Element position data
▬▬▬
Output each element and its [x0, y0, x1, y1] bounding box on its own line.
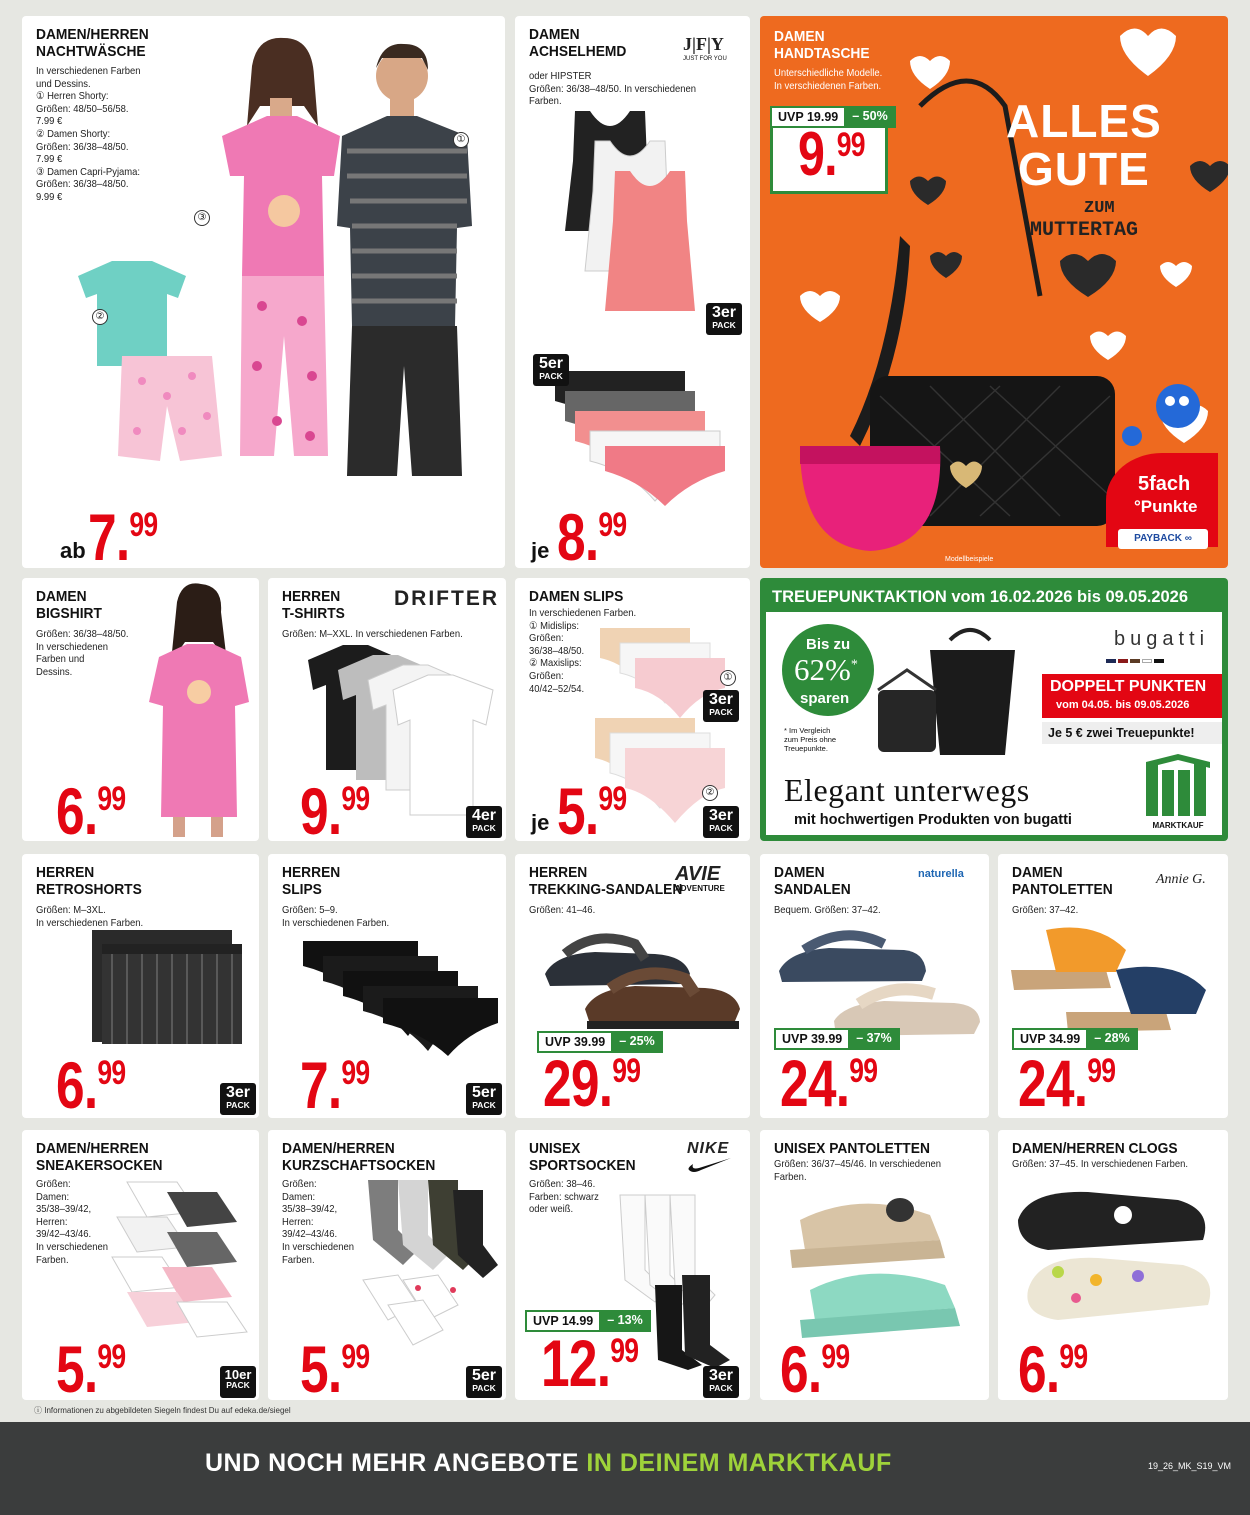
product-description: In verschiedenen Farben und Dessins. ① Herren Shorty: Größen: 48/50–56/58. 7.99 € ② Damen Shorty: Größen: 36/38–48/50. 7.99 € ③ Damen Capri-Pyjama: Größen: 36/38–48/50. 9.99 € [36, 65, 141, 203]
uvp-discount-badge: UVP 19.99 – 50% [770, 106, 896, 128]
product-description: Größen: M–XXL. In verschiedenen Farben. [282, 628, 463, 640]
product-cell-damen-slips[interactable] [515, 578, 750, 841]
product-title: UNISEX SPORTSOCKEN [529, 1140, 636, 1174]
pack-badge: 3er PACK [703, 690, 739, 722]
muttertag-headline-4: MUTTERTAG [1030, 219, 1139, 242]
price-prefix: ab [60, 538, 86, 563]
tanktops-image [535, 101, 735, 511]
uvp-discount-badge: UVP 39.99 – 25% [537, 1031, 663, 1053]
price: 7.99 [300, 1048, 370, 1118]
brand-logo-drifter: DRIFTER [394, 587, 499, 610]
brand-logo-jfy: J|F|Y [683, 34, 724, 54]
product-cell-sportsocken[interactable] [515, 1130, 750, 1400]
price: 24.99 [780, 1046, 878, 1118]
product-description: Größen: Damen: 35/38–39/42, Herren: 39/42–43/46. In verschiedenen Farben. [282, 1178, 354, 1266]
pack-badge: 5er PACK [533, 354, 569, 386]
doppelt-punkten-text: DOPPELT PUNKTEN [1050, 678, 1207, 695]
brand-logo-avie: AVIE [675, 863, 721, 885]
retroshorts-image [82, 924, 252, 1049]
price: 29.99 [543, 1046, 641, 1118]
bugatti-bags-image [870, 620, 1020, 760]
product-cell-trekking-sandalen[interactable] [515, 854, 750, 1118]
product-description: Bequem. Größen: 37–42. [774, 904, 881, 916]
model-note: Modellbeispiele [945, 556, 994, 563]
product-description: Größen: 38–46. Farben: schwarz oder weiß. [529, 1178, 599, 1216]
product-cell-achselhemd[interactable] [515, 16, 750, 568]
product-cell-damen-pantoletten[interactable] [998, 854, 1228, 1118]
product-description: Größen: 36/38–48/50. In verschiedenen Farben und Dessins. [36, 628, 129, 678]
uvp-discount-badge: UVP 39.99 – 37% [774, 1028, 900, 1050]
muttertag-headline-3: ZUM [1084, 199, 1115, 218]
bugatti-logo: bugatti [1114, 628, 1210, 650]
price: 7.99 [88, 500, 158, 568]
product-title: HERREN RETROSHORTS [36, 864, 142, 898]
doppelt-punkten-dates: vom 04.05. bis 09.05.2026 [1056, 699, 1190, 711]
pack-badge: 3er PACK [703, 806, 739, 838]
product-title: DAMEN HANDTASCHE [774, 28, 870, 62]
product-description: Größen: 37–45. In verschiedenen Farben. [1012, 1158, 1188, 1170]
marktkauf-logo [1142, 754, 1214, 830]
product-description: In verschiedenen Farben. ① Midislips: Größen: 36/38–48/50. ② Maxislips: Größen: 40/42–52/54. [529, 607, 637, 695]
product-title: DAMEN/HERREN KURZSCHAFTSOCKEN [282, 1140, 436, 1174]
product-title: DAMEN/HERREN SNEAKERSOCKEN [36, 1140, 163, 1174]
product-cell-handtasche[interactable] [760, 16, 1228, 568]
pack-badge: 3er PACK [703, 1366, 739, 1398]
product-title: HERREN SLIPS [282, 864, 341, 898]
sneakersocken-image [107, 1172, 257, 1342]
savings-percent: 62%* [794, 652, 858, 687]
product-cell-unisex-pantoletten[interactable] [760, 1130, 989, 1400]
price: 6.99 [780, 1332, 850, 1400]
product-title: DAMEN PANTOLETTEN [1012, 864, 1113, 898]
product-cell-retroshorts[interactable] [22, 854, 259, 1118]
price-prefix: je [531, 810, 550, 835]
product-description: Größen: 37–42. [1012, 904, 1079, 916]
product-title: DAMEN BIGSHIRT [36, 588, 102, 622]
price-prefix: je [531, 538, 550, 563]
product-cell-clogs[interactable] [998, 1130, 1228, 1400]
uvp-discount-badge: UVP 14.99 – 13% [525, 1310, 651, 1332]
unisex-pantoletten-image [780, 1180, 980, 1340]
pack-badge: 3er PACK [220, 1083, 256, 1115]
product-cell-herren-slips[interactable] [268, 854, 506, 1118]
price: 24.99 [1018, 1046, 1116, 1118]
product-description: Größen: M–3XL. In verschiedenen Farben. [36, 904, 144, 929]
brand-logo-annie-g: Annie G. [1156, 872, 1206, 887]
pack-badge: 4er PACK [466, 806, 502, 838]
treuepunkte-note: Je 5 € zwei Treuepunkte! [1048, 726, 1195, 740]
price: 12.99 [541, 1326, 639, 1400]
pyjama-image [72, 36, 492, 516]
price: 8.99 [557, 500, 627, 568]
price: 6.99 [56, 774, 126, 841]
callout-1: ① [453, 132, 469, 148]
product-cell-sneakersocken[interactable] [22, 1130, 259, 1400]
nike-swoosh-icon [687, 1158, 733, 1174]
price: 6.99 [1018, 1332, 1088, 1400]
price: 5.99 [557, 774, 627, 841]
kurzschaftsocken-image [358, 1170, 498, 1350]
price: 5.99 [56, 1332, 126, 1400]
callout-2: ② [92, 309, 108, 325]
callout-3: ③ [194, 210, 210, 226]
payback-points-line2: °Punkte [1134, 497, 1198, 516]
savings-line3: sparen [800, 690, 850, 707]
clogs-image [1008, 1180, 1223, 1340]
treuepunkt-promo[interactable] [760, 578, 1228, 841]
footer-headline: UND NOCH MEHR ANGEBOTE IN DEINEM MARKTKAUF [205, 1449, 892, 1477]
muttertag-headline-2: GUTE [1018, 143, 1150, 195]
product-title: HERREN TREKKING-SANDALEN [529, 864, 683, 898]
promo-header: TREUEPUNKTAKTION vom 16.02.2026 bis 09.05.2026 [772, 588, 1189, 606]
payback-logo: PAYBACK ∞ [1118, 529, 1208, 549]
price: 6.99 [56, 1048, 126, 1118]
promo-footnote: * Im Vergleich zum Preis ohne Treuepunkte. [784, 726, 837, 753]
herren-slips-image [298, 936, 503, 1056]
price: 9.99 [798, 120, 865, 189]
pack-badge: 3er PACK [706, 303, 742, 335]
trekking-sandals-image [535, 924, 745, 1034]
price: 5.99 [300, 1332, 370, 1400]
product-title: DAMEN/HERREN NACHTWÄSCHE [36, 26, 149, 60]
product-cell-kurzschaftsocken[interactable] [268, 1130, 506, 1400]
color-swatches [1106, 659, 1164, 663]
product-cell-bigshirt[interactable] [22, 578, 259, 841]
marktkauf-logo-text: MARKTKAUF [1152, 821, 1204, 830]
footer-code: 19_26_MK_S19_VM [1148, 1461, 1232, 1471]
bigshirt-image [137, 582, 257, 837]
marktkauf-logo-icon [1142, 754, 1214, 816]
product-description: Unterschiedliche Modelle. In verschiedenen Farben. [774, 67, 883, 92]
callout-2: ② [702, 785, 718, 801]
product-title: DAMEN SANDALEN [774, 864, 851, 898]
pack-badge: 5er PACK [466, 1366, 502, 1398]
product-title: DAMEN SLIPS [529, 588, 624, 605]
callout-1: ① [720, 670, 736, 686]
pack-badge: 10er PACK [220, 1366, 256, 1398]
product-title: UNISEX PANTOLETTEN [774, 1140, 930, 1157]
brand-subline: ADVENTURE [675, 884, 725, 893]
elegant-subline: mit hochwertigen Produkten von bugatti [794, 812, 1072, 828]
product-cell-damen-sandalen[interactable] [760, 854, 989, 1118]
payback-points-line1: 5fach [1138, 473, 1191, 495]
uvp-discount-badge: UVP 34.99 – 28% [1012, 1028, 1138, 1050]
brand-subline: JUST FOR YOU [683, 56, 727, 62]
product-description: Größen: 36/37–45/46. In verschiedenen Farben. [774, 1158, 942, 1183]
product-title: HERREN T-SHIRTS [282, 588, 345, 622]
price: 9.99 [300, 774, 370, 841]
savings-line1: Bis zu [806, 636, 851, 653]
pack-badge: 5er PACK [466, 1083, 502, 1115]
product-cell-tshirts[interactable] [268, 578, 506, 841]
product-cell-nachtwaesche[interactable] [22, 16, 505, 568]
product-title: DAMEN ACHSELHEMD [529, 26, 627, 60]
elegant-headline: Elegant unterwegs [784, 772, 1030, 808]
product-title: DAMEN/HERREN CLOGS [1012, 1140, 1178, 1157]
siegel-info-note: ⓘ Informationen zu abgebildeten Siegeln findest Du auf edeka.de/siegel [34, 1406, 291, 1415]
muttertag-headline-1: ALLES [1006, 95, 1162, 147]
product-description: Größen: 5–9. In verschiedenen Farben. [282, 904, 390, 929]
brand-logo-nike: NIKE [687, 1140, 730, 1157]
product-description: oder HIPSTER Größen: 36/38–48/50. In verschiedenen Farben. [529, 70, 697, 108]
brand-logo-naturella: naturella [918, 868, 964, 880]
product-description: Größen: 41–46. [529, 904, 596, 916]
product-description: Größen: Damen: 35/38–39/42, Herren: 39/42–43/46. In verschiedenen Farben. [36, 1178, 108, 1266]
pantoletten-image [1006, 920, 1221, 1040]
▬▬▬
_WHAT IS ASKED_.
Edit the listing lines from the one with "product-description: In verschiedenen Farben und" up to and including the one with "price: 7.99 [300, 1048, 370, 1118]" by replacing "uvp-discount-badge" with "rrp-discount-badge", and return only those lines with everything else unchanged.

_OUTPUT OF THE TASK_.
product-description: In verschiedenen Farben und Dessins. ① Herren Shorty: Größen: 48/50–56/58. 7.99 € ② Damen Shorty: Größen: 36/38–48/50. 7.99 € ③ Damen Capri-Pyjama: Größen: 36/38–48/50. 9.99 € [36, 65, 141, 203]
rrp-discount-badge: UVP 19.99 – 50% [770, 106, 896, 128]
product-description: Größen: M–XXL. In verschiedenen Farben. [282, 628, 463, 640]
product-cell-damen-slips[interactable] [515, 578, 750, 841]
product-title: UNISEX SPORTSOCKEN [529, 1140, 636, 1174]
pack-badge: 3er PACK [703, 690, 739, 722]
muttertag-headline-4: MUTTERTAG [1030, 219, 1139, 242]
price-prefix: ab [60, 538, 86, 563]
tanktops-image [535, 101, 735, 511]
rrp-discount-badge: UVP 39.99 – 25% [537, 1031, 663, 1053]
price: 7.99 [300, 1048, 370, 1118]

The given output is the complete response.